··· SELECTED EXCERPT ···

Without a strategic change of geopolitical aspirations the destruction of Syrian civilization appears imminent and likely beyond recovery for generations to come, if recovery is even possible. As powerless as I feel about having any singular influence over this ongoing, distant lands’ cultural genocide, I feel as though I must put words to my troubled conscience. As intimidated as I feel about speaking out publicly about an issue I have no personal experience with, silence over this matter feels cowardly and inexcusably apathetic.

In the process of crafting this citizen’s appeal as a complaint against the Syrian Government of committing cultural genocide upon own country I learned that Syria is a signatory to the 1954 Hague Convention for the Protection of Cultural Property in the Event of an Armed Conflict. Has any action been taken with regards to this treaty and its member states? Have any other member states enacted any collective address to this blatant violation of this agreement?

···

REQUESTS ▸
a – In the appeal on Syria's cultural heritage, which convention is Syria a signatory to?
b – Reproduce word for word the part of the appeal on Syria's cultural heritage that opens with the words containing "In the process" and closes with "of this agreement?".
Work only from the appeal on Syria's cultural heritage.

··· PROVIDED MATERIAL ···

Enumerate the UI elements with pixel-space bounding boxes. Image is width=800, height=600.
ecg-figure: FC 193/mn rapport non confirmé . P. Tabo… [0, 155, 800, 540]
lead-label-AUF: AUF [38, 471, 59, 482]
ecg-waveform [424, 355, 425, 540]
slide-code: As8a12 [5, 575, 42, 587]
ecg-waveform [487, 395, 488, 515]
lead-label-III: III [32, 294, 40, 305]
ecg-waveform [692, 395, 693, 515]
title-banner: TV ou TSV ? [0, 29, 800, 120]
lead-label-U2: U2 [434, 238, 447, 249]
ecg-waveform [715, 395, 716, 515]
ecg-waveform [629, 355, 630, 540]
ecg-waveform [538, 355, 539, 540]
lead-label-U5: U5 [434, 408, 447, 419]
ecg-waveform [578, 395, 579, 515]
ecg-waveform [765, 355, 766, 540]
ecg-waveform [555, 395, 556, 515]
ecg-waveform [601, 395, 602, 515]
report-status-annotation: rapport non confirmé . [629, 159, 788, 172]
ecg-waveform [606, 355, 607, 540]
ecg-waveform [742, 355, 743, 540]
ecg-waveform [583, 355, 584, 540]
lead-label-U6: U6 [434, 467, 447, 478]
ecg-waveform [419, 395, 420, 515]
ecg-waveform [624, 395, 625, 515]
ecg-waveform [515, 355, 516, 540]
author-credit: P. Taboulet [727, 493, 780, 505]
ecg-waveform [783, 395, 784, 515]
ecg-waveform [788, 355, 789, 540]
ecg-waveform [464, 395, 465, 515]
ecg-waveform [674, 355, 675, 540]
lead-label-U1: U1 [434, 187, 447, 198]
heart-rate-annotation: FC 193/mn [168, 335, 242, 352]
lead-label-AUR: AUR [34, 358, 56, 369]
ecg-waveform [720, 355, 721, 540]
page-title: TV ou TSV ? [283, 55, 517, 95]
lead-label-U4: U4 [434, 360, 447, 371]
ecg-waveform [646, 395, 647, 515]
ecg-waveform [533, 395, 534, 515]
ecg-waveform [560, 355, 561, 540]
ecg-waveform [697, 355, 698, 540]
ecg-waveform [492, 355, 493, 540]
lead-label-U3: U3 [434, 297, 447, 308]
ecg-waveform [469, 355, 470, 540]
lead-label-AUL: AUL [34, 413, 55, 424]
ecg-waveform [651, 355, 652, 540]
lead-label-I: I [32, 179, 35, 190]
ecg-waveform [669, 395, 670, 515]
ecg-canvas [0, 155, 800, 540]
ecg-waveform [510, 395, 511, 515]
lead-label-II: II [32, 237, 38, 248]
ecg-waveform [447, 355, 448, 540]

···
··· PROVIDED MATERIAL ···

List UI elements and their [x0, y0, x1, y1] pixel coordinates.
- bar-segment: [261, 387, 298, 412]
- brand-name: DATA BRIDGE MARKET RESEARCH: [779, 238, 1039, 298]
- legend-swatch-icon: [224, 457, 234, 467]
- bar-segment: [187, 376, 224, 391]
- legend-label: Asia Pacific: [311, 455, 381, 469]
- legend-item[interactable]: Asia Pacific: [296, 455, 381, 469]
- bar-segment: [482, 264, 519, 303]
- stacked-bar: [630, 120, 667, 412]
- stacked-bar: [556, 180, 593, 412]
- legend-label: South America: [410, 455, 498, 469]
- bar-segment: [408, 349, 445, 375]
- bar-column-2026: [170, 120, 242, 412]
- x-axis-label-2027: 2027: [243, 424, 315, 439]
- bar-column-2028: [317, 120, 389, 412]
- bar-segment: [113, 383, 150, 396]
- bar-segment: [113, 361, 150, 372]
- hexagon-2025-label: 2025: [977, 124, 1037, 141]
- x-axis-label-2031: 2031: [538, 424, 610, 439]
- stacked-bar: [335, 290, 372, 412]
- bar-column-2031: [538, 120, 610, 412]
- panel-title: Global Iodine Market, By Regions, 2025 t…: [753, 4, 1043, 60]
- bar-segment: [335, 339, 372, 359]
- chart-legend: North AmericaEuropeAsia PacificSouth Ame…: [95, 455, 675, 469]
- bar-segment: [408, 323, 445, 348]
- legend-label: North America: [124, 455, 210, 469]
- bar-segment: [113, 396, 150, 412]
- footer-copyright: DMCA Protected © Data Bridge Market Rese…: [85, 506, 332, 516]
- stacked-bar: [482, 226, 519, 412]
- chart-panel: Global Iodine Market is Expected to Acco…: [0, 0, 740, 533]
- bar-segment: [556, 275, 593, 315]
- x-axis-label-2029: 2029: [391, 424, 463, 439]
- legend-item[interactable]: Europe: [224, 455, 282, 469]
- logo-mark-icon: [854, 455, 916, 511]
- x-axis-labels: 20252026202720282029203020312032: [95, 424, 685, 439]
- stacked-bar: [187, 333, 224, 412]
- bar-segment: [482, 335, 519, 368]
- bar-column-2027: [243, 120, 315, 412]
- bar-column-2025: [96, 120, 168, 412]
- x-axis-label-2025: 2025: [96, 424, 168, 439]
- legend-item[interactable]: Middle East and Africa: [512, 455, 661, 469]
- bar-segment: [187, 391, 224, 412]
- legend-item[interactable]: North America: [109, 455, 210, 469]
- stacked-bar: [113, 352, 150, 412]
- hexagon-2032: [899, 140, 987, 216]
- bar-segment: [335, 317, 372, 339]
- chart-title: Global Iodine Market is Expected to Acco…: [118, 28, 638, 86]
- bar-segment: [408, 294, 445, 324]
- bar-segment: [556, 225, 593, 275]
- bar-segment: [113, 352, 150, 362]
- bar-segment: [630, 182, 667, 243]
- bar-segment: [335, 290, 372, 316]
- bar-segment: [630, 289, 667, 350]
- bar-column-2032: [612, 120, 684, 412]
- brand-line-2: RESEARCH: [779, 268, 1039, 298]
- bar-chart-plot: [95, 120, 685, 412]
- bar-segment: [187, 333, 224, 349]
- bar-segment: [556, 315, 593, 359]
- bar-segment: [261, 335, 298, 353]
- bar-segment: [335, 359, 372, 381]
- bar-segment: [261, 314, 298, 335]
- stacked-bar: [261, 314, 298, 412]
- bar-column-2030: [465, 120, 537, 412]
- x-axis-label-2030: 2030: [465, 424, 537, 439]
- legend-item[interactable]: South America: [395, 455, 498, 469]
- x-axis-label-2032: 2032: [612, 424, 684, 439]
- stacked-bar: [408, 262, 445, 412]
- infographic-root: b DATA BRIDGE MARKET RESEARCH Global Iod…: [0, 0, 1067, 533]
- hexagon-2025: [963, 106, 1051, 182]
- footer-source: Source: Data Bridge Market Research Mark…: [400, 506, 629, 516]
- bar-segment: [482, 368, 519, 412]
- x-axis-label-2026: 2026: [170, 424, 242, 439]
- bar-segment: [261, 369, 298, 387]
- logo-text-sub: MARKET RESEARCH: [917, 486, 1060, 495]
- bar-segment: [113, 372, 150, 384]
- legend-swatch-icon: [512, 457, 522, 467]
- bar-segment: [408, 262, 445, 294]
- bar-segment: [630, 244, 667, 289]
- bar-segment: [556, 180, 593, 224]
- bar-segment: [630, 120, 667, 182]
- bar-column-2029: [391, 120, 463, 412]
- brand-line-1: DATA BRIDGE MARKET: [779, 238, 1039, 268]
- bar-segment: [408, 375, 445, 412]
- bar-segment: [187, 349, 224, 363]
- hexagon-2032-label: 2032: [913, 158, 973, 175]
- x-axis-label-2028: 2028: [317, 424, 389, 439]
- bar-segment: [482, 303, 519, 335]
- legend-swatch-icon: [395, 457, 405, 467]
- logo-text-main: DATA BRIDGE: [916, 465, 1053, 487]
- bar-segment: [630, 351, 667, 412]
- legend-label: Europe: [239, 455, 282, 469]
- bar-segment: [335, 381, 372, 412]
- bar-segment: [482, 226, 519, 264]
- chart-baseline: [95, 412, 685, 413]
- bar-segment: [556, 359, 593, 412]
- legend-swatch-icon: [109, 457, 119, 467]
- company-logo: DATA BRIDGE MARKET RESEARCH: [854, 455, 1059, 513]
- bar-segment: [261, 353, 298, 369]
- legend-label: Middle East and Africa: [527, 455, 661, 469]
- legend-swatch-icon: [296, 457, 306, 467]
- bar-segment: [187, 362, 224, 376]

···
··· PROVIDED MATERIAL ···

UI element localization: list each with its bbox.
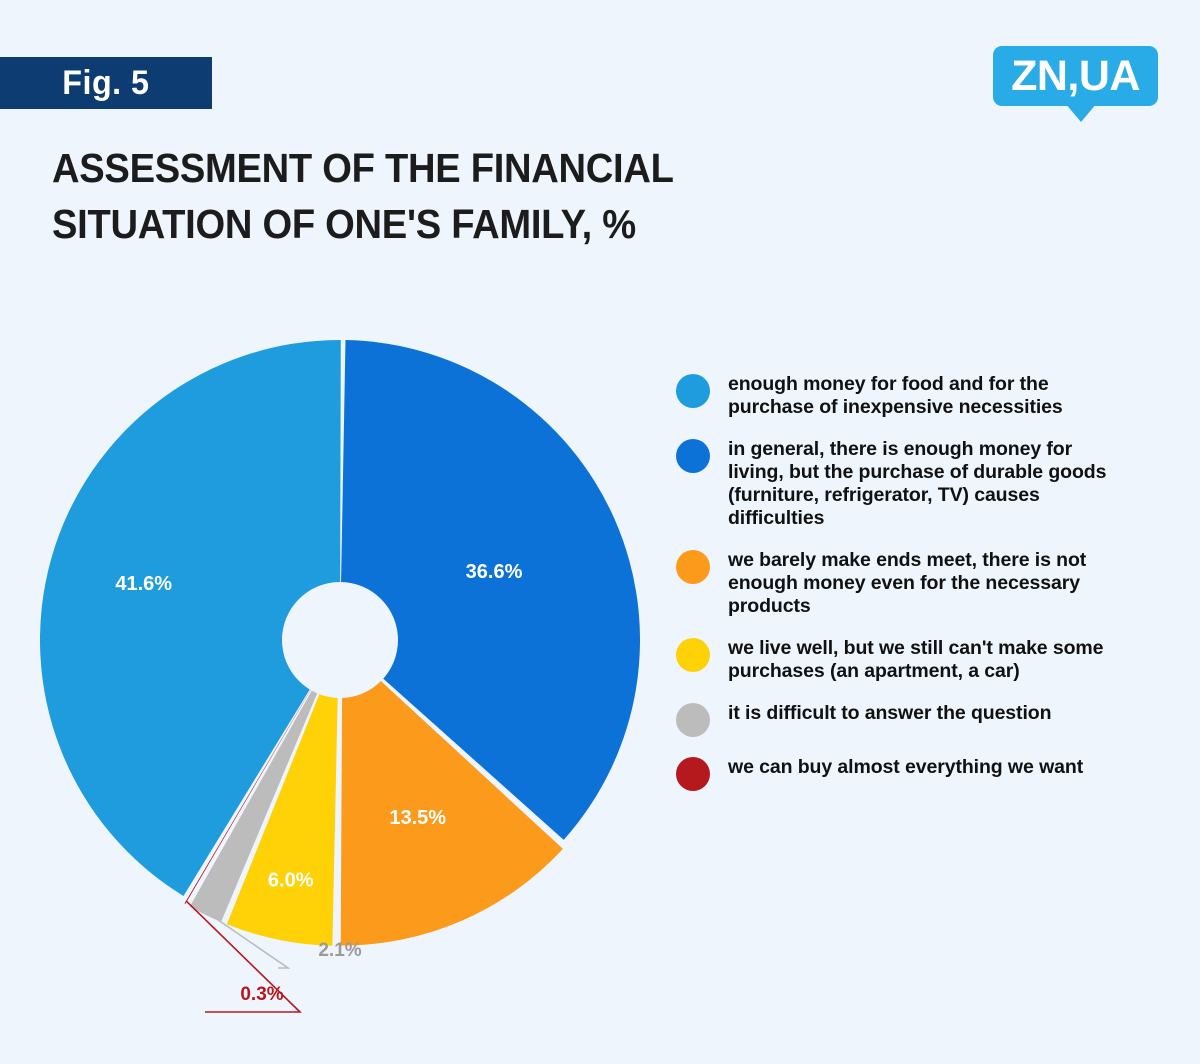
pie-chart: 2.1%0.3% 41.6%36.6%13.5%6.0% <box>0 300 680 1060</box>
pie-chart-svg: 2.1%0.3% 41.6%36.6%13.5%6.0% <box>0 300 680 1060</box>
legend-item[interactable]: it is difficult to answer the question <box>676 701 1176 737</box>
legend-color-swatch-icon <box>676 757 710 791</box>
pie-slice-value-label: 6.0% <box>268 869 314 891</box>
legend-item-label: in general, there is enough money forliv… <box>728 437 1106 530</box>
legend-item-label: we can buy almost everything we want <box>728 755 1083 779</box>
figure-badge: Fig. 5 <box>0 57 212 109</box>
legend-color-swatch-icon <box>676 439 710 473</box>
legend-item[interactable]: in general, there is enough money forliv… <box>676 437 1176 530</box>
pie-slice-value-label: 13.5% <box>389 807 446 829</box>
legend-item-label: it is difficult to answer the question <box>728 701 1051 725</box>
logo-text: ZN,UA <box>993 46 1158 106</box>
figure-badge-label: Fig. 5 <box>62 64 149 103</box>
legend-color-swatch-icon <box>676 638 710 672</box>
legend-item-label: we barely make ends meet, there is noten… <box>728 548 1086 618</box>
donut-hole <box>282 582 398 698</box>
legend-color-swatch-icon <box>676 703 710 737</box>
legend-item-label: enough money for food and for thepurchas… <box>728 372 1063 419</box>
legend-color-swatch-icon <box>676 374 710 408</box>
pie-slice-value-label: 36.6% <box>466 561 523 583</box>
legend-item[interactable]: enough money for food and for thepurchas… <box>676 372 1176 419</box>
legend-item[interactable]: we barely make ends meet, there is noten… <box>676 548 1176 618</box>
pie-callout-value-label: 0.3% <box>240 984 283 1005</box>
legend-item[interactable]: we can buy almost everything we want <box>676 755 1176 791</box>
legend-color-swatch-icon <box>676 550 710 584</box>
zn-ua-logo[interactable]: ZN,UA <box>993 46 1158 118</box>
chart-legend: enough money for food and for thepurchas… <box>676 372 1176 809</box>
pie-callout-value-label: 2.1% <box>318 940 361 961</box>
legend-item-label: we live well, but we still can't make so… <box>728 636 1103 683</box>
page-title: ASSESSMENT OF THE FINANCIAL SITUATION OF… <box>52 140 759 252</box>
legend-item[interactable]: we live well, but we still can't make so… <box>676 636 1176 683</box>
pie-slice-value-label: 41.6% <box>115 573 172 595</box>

···

WORKED ANSWERS ▸
a – The 1954 Hague Convention for the Protection of Cultural Property in the Event of an Armed Conflict.

b –
In the process of crafting this citizen’s appeal as a complaint against the Syrian Government of committing cultural genocide upon own country I learned that Syria is a signatory to the 1954 Hague Convention for the Protection of Cultural Property in the Event of an Armed Conflict. Has any action been taken with regards to this treaty and its member states? Have any other member states enacted any collective address to this blatant violation of this agreement?